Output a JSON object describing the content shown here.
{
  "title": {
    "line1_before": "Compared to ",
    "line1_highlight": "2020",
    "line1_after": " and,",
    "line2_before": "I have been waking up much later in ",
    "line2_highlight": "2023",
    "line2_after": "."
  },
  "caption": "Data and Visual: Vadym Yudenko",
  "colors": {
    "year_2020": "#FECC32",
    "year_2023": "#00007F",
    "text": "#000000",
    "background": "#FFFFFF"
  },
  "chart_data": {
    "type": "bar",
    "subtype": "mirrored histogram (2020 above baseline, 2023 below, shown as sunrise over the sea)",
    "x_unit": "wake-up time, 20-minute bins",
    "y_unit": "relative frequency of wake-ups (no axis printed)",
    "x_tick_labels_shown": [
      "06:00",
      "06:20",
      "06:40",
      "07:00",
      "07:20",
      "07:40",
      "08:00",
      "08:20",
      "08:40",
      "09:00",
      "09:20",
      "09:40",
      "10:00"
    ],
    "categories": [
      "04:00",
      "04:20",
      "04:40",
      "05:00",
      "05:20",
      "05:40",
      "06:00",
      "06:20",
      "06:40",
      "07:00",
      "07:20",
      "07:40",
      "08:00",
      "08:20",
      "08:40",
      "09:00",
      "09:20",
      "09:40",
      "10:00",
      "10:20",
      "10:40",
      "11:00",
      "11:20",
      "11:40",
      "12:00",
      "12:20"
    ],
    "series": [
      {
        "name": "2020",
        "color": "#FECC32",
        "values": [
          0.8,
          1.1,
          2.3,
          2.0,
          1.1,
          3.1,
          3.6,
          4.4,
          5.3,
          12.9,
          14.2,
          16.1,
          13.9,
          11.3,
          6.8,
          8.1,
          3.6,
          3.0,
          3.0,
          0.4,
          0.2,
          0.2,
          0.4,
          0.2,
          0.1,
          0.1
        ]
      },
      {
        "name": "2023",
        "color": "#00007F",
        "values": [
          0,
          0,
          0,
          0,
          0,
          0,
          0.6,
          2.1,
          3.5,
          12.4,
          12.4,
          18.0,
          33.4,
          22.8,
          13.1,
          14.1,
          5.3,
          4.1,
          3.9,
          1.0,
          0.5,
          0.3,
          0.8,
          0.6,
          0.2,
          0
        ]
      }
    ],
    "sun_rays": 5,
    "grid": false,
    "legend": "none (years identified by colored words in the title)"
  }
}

#####

:: Task prompt ::
Give the number of lines in the entries that include the string "title", and nothing more.

:: Problem solution ::
2